[Document page transcript entries]
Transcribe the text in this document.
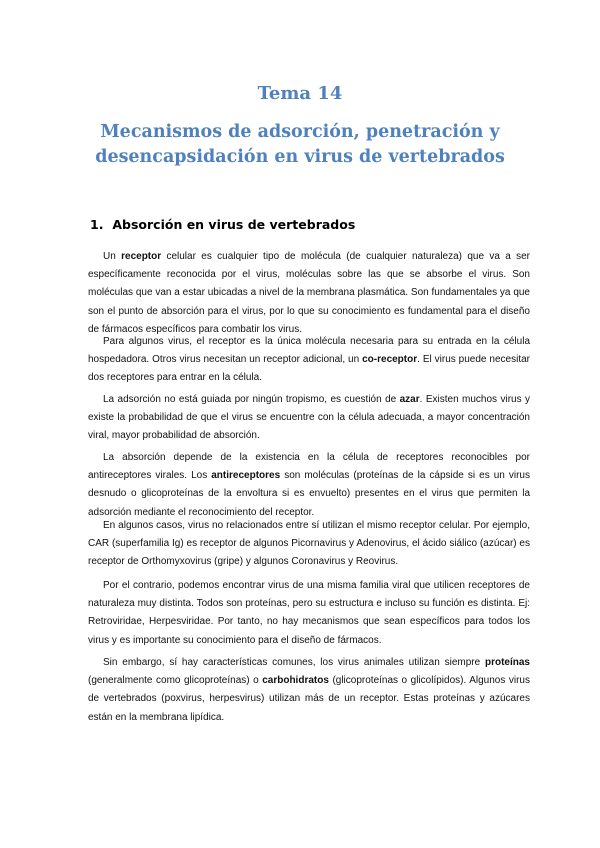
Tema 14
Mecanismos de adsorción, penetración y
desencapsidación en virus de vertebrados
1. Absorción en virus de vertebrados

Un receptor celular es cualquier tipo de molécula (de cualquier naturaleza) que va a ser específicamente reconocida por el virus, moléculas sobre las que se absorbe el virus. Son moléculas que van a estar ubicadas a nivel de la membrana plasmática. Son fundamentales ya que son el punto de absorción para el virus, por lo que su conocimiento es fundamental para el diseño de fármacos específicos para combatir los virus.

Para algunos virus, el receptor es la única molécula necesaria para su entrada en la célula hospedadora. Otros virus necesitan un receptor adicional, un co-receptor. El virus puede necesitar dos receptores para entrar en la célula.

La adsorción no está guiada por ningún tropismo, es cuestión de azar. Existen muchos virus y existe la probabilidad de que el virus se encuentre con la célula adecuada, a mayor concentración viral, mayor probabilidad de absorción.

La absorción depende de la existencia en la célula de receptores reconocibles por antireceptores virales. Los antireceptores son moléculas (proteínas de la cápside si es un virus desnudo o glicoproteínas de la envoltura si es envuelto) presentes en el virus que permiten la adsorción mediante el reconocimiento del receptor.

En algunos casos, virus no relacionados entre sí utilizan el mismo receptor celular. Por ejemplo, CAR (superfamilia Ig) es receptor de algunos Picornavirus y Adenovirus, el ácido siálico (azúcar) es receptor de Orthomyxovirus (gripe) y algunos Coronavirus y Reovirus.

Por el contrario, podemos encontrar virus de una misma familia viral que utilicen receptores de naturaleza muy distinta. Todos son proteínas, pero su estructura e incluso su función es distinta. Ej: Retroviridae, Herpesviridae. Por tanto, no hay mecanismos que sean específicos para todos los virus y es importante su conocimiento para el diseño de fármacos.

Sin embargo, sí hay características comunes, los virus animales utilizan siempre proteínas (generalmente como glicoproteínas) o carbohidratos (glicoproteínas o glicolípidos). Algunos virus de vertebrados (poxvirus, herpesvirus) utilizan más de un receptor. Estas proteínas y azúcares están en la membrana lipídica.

==

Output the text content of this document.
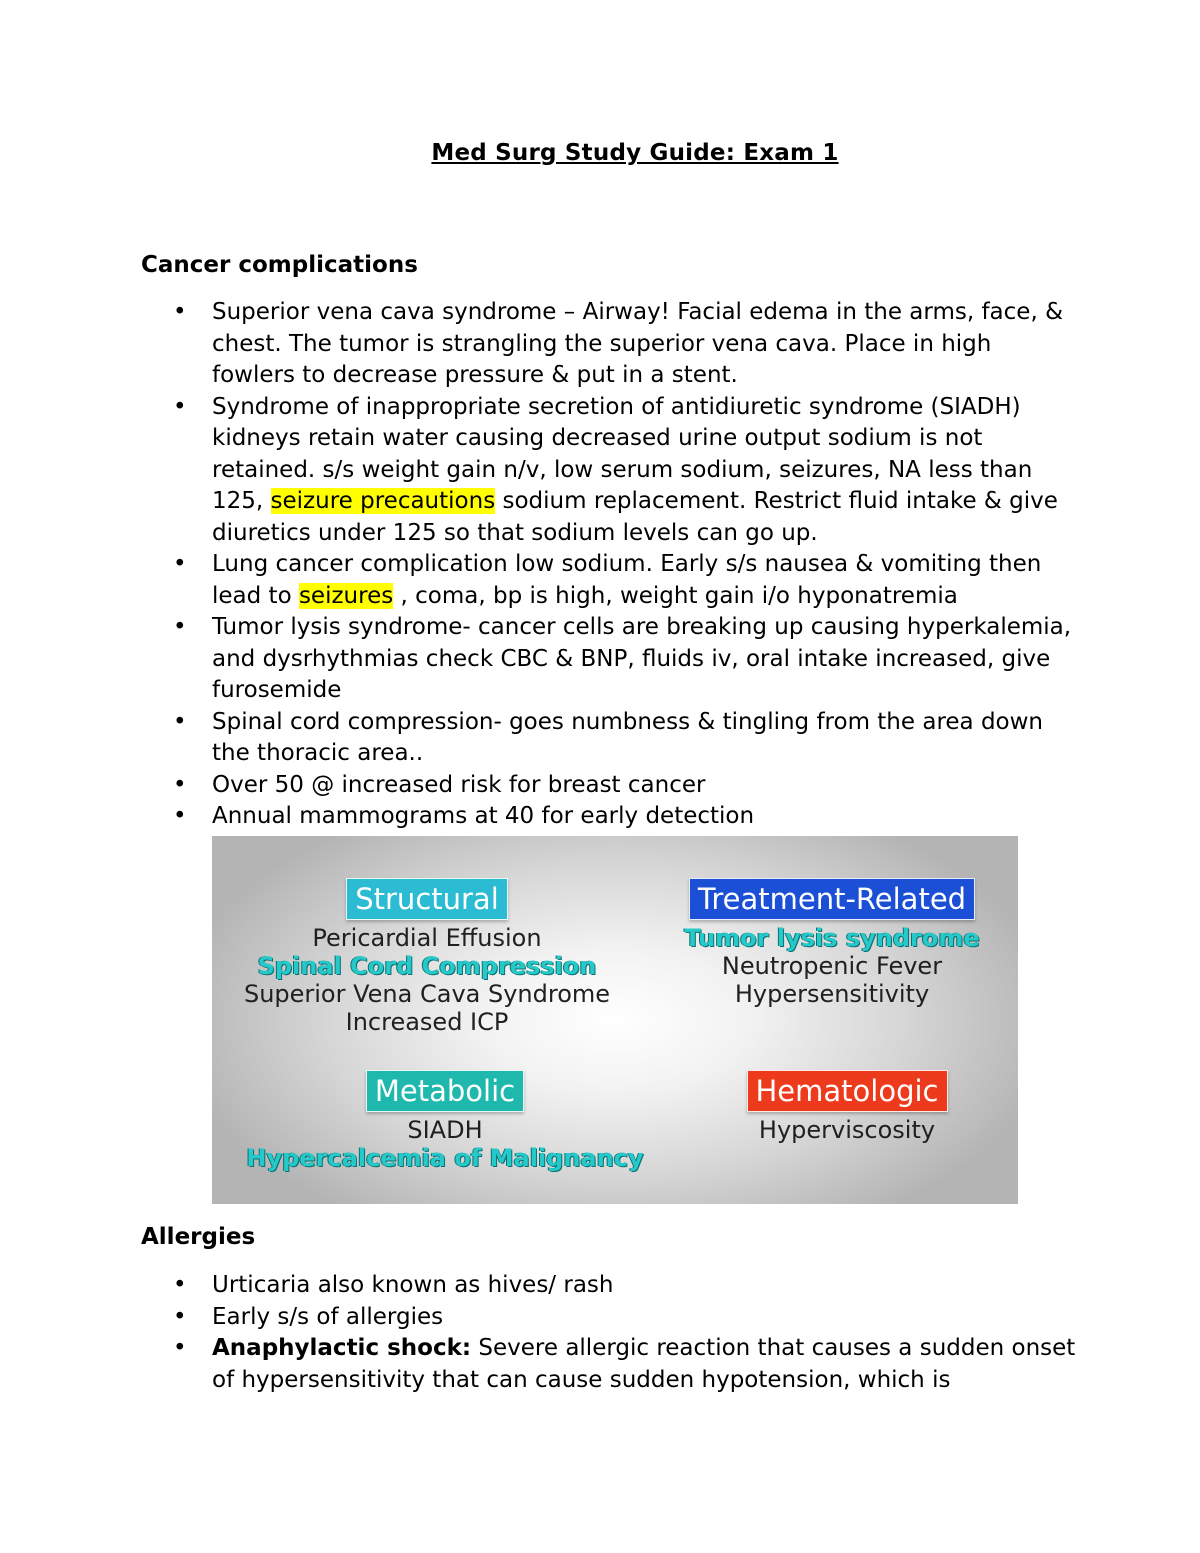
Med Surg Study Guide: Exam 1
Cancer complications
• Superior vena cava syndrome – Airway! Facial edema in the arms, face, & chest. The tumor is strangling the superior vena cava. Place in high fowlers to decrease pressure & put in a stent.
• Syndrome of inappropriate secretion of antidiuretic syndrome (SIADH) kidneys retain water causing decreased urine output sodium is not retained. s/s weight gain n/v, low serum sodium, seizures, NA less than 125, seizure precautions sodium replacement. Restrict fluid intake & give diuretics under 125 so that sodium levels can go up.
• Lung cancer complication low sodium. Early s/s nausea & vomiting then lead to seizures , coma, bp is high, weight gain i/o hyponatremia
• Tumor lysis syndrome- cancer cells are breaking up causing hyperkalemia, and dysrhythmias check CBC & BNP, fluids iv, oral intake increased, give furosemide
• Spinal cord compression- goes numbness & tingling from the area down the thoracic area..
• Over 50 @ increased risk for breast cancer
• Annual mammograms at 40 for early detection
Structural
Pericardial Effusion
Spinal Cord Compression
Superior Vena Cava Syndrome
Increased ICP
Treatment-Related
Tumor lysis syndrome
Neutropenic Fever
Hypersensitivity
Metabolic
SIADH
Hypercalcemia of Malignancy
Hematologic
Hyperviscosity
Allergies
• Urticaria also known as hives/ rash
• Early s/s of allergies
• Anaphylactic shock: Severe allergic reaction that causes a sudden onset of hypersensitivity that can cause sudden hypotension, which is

==

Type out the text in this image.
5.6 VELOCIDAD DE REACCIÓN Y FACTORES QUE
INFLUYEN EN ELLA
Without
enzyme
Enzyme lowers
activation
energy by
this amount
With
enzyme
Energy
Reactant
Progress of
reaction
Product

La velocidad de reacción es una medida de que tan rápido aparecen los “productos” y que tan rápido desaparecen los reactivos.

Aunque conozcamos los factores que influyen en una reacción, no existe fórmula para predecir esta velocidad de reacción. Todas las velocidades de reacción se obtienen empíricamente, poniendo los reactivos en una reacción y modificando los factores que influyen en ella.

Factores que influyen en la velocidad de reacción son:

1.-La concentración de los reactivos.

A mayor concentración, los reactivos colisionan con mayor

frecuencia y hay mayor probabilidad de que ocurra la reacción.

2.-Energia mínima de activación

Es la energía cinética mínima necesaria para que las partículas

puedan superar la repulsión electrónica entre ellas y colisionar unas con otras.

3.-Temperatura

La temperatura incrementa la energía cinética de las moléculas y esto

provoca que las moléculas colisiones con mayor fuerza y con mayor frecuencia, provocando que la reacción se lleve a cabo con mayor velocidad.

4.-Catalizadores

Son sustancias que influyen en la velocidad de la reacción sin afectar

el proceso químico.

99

**Assignment:** Determine how many lines of the records contain the word "energía". Reply with the number by itself.

**Exercise result:** 2